▶ [Task directions]
Keep every line where the word "spectrum" appears; drop the rest.

A block of data
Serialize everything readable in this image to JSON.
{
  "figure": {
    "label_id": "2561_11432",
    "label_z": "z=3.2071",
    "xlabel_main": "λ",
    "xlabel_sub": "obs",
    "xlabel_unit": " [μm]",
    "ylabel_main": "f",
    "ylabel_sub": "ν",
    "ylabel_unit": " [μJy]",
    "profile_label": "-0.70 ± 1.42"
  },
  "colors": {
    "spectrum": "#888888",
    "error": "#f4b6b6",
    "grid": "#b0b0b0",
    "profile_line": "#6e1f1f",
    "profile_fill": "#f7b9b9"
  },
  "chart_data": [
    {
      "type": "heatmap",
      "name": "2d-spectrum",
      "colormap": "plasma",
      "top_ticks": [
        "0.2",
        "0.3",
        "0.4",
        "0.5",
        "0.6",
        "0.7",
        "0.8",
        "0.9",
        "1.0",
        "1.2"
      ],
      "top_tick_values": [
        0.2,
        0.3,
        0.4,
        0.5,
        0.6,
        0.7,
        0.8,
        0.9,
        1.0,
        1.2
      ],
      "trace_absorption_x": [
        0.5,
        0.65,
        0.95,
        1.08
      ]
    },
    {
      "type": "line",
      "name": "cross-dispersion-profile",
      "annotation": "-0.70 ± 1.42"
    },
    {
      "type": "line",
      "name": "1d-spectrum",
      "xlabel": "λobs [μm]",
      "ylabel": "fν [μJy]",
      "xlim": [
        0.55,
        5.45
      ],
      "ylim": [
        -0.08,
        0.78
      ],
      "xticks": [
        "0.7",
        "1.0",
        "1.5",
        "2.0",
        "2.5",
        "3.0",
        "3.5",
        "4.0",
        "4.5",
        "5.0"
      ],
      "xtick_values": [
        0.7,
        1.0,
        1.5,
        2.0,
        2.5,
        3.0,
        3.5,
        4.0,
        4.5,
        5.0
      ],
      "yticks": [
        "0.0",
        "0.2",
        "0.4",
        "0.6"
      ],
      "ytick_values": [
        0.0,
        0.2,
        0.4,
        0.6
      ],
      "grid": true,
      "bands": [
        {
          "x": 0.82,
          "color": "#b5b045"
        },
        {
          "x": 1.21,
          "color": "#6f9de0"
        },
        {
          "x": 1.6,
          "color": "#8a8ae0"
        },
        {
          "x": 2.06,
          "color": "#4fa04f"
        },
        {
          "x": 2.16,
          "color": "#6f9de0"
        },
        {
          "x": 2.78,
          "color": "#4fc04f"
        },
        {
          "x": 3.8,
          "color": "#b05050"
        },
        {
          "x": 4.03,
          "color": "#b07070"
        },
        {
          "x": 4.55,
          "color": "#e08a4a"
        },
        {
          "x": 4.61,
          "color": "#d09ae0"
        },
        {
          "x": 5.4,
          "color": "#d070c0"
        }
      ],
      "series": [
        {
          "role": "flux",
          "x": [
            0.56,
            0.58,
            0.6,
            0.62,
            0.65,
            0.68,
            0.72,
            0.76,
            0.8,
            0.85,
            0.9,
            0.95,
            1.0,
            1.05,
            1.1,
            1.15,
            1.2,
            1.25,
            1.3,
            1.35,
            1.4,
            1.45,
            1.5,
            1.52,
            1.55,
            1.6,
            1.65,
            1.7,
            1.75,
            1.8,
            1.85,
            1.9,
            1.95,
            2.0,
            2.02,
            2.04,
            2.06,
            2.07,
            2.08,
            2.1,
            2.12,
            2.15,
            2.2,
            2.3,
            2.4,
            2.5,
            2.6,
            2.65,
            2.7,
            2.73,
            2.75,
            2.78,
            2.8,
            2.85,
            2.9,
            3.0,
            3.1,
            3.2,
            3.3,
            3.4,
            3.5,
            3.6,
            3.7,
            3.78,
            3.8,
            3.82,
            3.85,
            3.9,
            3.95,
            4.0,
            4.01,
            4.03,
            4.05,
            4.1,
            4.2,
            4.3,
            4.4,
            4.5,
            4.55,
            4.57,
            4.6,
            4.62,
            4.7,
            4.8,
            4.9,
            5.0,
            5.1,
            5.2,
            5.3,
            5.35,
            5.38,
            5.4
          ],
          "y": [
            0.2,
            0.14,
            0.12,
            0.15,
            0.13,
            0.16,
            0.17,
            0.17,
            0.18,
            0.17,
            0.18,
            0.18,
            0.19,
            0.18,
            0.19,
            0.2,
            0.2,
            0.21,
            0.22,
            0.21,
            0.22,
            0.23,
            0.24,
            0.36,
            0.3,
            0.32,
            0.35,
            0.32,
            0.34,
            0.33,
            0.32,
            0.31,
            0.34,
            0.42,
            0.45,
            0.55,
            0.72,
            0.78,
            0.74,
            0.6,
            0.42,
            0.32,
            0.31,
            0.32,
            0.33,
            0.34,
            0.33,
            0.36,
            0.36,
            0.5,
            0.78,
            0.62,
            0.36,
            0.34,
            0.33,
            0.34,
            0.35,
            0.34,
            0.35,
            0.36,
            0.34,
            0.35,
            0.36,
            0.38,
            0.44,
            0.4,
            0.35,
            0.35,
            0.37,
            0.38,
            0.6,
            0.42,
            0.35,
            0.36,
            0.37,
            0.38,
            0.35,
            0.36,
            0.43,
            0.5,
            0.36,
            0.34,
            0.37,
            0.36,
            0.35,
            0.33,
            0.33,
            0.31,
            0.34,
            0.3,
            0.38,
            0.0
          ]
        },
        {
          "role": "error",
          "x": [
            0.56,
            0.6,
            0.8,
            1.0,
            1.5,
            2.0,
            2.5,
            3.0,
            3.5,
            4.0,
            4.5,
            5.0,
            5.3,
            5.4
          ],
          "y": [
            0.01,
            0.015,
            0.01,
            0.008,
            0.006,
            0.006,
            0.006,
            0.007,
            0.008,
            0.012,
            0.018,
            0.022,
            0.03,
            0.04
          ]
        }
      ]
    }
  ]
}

▶ [Written solution]
    "spectrum": "#888888",
      "name": "2d-spectrum",
      "name": "1d-spectrum",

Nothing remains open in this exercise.